_Exercises to complete_.
1. Answer these questions from the reference-list guide, one line each:
(a) What should entries be, according to journal policies based on the ICMJE guidance?
(b) Which kind of source should be preferred when pairing a claim with a source?
(c) What tool is recommended to prevent typos and duplicates?
2. Decide whether each statement agrees with the reference-list guide. Answer yes or no, and quote the words from the guide that settle it.
(a) In-text citations should be added after the draft is finished.
(b) Style centers and official manuals give the exact punctuation and order for each element.
(c) Weak blogs should be left out as sources.
3. Continue the reference-list guide from its last sentence.

BEGIN Passage

Keeping A Reference List Clean And Current
Editors look for completeness, accuracy, and currency. Items should contain author names, publication year, title, source, volume/issue or publisher, page range where relevant, and DOI or URL. Journal policies based on the ICMJE guidance expect entries to be accurate and verifiable. Style centers and official manuals give the exact punctuation and order for each element, so double-check before submission.
Quick Workflow For A Solid Review
1) Map Your Claims
List the statements in your draft that rely on outside evidence. Leave no claim orphaned.
2) Pair Each Claim With A Source
Prefer the first report of a finding. Add high-quality syntheses where helpful. Skip weak blogs.
3) Insert In-Text Citations As You Write
Don’t postpone attribution. Add the parenthetical or note on the spot so nothing slips through.
4) Build The List From Your In-Text Markers
Use a reference manager to prevent typos and duplicates. Export in the target style and review every field.

END Passage
BEGIN Given information

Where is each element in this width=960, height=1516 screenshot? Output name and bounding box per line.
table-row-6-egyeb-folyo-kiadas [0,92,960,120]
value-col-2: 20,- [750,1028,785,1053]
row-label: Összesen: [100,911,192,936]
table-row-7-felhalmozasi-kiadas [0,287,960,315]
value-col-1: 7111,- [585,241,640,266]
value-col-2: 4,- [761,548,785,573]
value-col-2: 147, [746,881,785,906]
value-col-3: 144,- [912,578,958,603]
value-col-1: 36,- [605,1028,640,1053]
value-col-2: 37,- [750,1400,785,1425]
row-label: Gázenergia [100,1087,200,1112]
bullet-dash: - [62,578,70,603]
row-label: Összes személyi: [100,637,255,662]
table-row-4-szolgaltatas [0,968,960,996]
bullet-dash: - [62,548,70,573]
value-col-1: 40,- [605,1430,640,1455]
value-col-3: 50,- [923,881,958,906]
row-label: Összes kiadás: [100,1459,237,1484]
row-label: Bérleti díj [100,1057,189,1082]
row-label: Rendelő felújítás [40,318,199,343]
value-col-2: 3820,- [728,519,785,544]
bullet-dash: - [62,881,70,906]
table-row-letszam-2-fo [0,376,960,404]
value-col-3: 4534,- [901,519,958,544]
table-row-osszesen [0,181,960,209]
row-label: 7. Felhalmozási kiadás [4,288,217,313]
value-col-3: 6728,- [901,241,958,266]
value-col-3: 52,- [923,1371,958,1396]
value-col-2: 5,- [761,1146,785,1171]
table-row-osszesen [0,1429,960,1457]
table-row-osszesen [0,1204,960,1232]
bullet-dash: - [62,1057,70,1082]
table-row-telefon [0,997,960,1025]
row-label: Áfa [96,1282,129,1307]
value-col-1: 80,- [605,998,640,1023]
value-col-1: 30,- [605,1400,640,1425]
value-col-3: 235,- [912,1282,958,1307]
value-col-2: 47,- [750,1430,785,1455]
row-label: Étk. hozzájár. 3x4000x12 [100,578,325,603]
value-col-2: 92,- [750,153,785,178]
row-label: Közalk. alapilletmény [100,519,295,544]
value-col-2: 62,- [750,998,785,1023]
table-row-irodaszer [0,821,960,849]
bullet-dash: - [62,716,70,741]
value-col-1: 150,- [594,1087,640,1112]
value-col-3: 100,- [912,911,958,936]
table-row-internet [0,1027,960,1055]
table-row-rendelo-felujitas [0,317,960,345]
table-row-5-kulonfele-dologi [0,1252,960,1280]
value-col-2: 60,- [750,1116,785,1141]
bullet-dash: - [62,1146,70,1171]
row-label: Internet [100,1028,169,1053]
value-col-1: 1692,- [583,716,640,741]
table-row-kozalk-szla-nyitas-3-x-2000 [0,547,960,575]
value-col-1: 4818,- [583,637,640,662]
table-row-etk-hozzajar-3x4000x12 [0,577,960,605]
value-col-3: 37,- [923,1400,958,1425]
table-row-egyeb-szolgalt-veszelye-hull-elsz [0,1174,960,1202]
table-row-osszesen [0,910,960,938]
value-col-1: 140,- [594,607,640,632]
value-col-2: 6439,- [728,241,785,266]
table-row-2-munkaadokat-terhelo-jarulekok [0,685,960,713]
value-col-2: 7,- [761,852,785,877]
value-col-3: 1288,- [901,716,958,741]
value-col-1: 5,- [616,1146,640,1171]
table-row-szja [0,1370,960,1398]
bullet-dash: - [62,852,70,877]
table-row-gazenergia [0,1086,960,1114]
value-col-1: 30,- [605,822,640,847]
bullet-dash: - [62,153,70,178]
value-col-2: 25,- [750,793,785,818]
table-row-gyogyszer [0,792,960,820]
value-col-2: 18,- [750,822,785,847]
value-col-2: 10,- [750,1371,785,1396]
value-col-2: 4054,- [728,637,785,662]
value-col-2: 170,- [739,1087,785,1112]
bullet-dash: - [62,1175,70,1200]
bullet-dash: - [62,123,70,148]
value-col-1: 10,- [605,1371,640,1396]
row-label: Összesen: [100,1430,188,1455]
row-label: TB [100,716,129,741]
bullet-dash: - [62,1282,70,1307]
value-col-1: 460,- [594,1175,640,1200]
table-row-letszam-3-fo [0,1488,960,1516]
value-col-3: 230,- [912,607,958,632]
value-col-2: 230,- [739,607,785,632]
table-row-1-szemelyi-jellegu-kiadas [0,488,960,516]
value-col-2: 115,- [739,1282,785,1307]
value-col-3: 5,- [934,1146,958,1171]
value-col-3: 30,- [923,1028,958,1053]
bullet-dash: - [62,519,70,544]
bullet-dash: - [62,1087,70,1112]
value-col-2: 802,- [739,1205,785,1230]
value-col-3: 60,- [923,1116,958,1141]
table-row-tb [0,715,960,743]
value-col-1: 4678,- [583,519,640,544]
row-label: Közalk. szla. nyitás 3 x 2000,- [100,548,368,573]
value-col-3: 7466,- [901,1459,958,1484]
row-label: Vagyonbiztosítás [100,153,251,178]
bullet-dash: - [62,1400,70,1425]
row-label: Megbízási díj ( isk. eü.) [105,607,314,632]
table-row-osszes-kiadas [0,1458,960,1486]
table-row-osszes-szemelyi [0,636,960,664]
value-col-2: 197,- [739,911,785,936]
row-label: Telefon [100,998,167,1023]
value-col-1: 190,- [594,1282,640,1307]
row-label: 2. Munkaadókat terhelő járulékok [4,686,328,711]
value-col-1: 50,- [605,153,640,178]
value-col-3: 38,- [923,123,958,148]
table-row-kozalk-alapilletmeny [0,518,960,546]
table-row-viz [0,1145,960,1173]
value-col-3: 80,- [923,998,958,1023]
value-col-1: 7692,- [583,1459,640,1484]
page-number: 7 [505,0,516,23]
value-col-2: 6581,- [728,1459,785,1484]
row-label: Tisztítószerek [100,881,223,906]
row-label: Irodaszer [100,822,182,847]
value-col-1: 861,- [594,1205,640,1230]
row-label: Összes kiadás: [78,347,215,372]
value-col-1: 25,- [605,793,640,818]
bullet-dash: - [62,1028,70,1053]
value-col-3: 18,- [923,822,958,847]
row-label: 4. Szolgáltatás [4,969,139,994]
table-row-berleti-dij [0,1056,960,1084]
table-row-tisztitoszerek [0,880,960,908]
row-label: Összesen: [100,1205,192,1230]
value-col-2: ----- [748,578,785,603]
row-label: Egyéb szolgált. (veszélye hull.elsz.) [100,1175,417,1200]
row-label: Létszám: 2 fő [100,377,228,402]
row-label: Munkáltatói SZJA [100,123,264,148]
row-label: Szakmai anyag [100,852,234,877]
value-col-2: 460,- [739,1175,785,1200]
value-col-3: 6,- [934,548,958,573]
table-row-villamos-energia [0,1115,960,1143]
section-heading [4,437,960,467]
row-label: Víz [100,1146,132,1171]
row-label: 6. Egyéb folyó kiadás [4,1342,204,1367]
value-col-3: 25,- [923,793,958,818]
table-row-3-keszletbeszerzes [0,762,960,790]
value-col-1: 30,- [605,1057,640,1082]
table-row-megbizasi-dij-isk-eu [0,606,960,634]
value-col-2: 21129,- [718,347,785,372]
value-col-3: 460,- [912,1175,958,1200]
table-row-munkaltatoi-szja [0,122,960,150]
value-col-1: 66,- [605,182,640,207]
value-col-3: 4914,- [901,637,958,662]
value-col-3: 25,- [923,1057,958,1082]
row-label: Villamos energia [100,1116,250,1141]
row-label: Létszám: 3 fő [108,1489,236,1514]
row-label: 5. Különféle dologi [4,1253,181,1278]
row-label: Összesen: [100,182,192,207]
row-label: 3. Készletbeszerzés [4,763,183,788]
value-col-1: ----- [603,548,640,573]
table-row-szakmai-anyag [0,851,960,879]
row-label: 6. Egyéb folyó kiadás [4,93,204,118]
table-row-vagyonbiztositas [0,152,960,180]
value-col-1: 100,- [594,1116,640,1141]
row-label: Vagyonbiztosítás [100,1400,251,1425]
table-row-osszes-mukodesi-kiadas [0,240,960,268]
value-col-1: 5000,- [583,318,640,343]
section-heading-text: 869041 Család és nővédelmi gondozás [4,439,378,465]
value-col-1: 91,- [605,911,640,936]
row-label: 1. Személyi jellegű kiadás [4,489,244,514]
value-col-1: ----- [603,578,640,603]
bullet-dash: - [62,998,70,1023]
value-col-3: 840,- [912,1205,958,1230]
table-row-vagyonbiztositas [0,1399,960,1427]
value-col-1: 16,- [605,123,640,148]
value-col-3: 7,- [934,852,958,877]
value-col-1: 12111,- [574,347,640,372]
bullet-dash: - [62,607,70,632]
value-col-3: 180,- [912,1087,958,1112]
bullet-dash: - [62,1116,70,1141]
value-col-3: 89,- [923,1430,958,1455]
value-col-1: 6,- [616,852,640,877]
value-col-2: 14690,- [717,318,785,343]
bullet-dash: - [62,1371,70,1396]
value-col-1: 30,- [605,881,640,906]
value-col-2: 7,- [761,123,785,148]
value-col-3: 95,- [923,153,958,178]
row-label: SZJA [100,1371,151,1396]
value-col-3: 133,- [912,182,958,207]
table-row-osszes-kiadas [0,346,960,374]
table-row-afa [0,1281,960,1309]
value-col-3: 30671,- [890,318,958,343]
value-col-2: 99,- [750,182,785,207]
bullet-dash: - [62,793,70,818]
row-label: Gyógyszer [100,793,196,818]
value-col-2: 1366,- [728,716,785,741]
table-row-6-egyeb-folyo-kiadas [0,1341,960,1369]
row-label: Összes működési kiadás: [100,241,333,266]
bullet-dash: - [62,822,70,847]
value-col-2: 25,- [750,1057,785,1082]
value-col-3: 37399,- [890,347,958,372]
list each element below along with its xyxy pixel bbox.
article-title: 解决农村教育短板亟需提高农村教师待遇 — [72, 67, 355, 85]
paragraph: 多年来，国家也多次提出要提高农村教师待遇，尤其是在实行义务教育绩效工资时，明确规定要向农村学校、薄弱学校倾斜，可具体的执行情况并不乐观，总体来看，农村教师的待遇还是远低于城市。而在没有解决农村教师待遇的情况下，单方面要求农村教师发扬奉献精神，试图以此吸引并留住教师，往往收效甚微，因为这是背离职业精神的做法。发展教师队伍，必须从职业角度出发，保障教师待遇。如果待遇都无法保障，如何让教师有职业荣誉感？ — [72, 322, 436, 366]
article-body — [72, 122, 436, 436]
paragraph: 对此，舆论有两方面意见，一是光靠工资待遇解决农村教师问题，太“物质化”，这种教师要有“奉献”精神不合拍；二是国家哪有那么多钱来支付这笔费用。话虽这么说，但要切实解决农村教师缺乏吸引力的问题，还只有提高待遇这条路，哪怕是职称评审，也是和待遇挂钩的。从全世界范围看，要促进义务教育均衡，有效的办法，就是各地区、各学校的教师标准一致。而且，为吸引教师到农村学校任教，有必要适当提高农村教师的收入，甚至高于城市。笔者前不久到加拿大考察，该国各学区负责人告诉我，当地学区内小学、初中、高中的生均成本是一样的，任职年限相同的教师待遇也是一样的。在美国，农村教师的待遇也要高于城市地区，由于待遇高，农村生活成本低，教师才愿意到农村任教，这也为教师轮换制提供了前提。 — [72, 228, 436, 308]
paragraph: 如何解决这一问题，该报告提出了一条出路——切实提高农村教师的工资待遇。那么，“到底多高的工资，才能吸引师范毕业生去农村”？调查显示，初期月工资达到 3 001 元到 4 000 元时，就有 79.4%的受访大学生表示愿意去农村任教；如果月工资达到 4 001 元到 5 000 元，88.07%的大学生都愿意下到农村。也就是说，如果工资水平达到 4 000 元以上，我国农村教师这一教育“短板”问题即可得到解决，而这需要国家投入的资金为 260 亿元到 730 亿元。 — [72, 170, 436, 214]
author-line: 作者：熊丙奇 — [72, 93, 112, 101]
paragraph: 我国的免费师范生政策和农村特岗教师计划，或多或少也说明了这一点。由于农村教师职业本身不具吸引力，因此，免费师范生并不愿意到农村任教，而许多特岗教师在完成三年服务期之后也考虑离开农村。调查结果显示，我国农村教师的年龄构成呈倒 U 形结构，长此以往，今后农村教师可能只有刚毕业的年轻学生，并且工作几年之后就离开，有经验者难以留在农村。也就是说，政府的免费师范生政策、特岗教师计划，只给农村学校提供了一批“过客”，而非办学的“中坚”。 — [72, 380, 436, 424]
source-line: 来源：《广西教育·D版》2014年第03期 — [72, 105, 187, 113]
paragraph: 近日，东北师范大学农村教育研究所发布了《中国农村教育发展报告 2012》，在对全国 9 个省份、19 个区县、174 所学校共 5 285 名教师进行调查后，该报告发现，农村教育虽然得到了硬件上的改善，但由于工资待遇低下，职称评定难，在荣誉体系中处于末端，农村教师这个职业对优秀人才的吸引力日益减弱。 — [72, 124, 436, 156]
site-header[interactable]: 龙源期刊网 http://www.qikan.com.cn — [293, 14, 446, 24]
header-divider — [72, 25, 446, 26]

END Given information

_Outputs by task_.
1.
(a) Accurate and verifiable.
(b) The first report of a finding.
(c) A reference manager.

2.
(a) No: "Don’t postpone attribution. Add the parenthetical or note on the spot so nothing slips through."
(b) Yes: "Style centers and official manuals give the exact punctuation and order for each element"
(c) Yes: "Skip weak blogs."

3.
5) Run A Final Consistency Check
Every in-text citation should have a matching list entry, and every list entry should appear in the text at least once.
Examples Of Items That Need Or Don’t Need A List Entry
Use this table as a quick decision aid when polishing your draft.
List Entry Or Text Only?
| Item | Goes In Reference List? | Notes |
|---|---|---|
| Published Journal Article | Yes | Include DOI when available; match every in-text citation. |
| Book Or Chapter | Yes | Follow style rules for author, year, title, publisher or editor details. |
| Dataset Or Software With DOI | Yes | Credit creators; include version and DOI or persistent URL. |
| Personal Communication | No in many styles | Cite in text only with name and date when style directs. |
| Common Knowledge | No | Skip citations for widely known facts that are not tied to a specific author. |
Style-Specific Pointers You Can Trust
When you need the exact comma, capital, or order of elements, go straight to the source. The ICMJE page above reflects current medical journal expectations on accuracy and retrieval. For APA’s latest examples, the official reference examples page lays out patterns for journals and books in clear templates. MLA’s hub keeps guidance current for humanities fields through the MLA Style Center. These destinations keep you aligned with the venues that grade your work.
Common Mistakes And Easy Fixes
Padding With Unread Sources
Every item you list should be something you actually used. If a source didn’t inform your analysis, remove it.
Mismatched In-Text And List Entries
One missing comma can hide a duplicate. Use your manager’s “find duplicates” feature, then spot-check by hand.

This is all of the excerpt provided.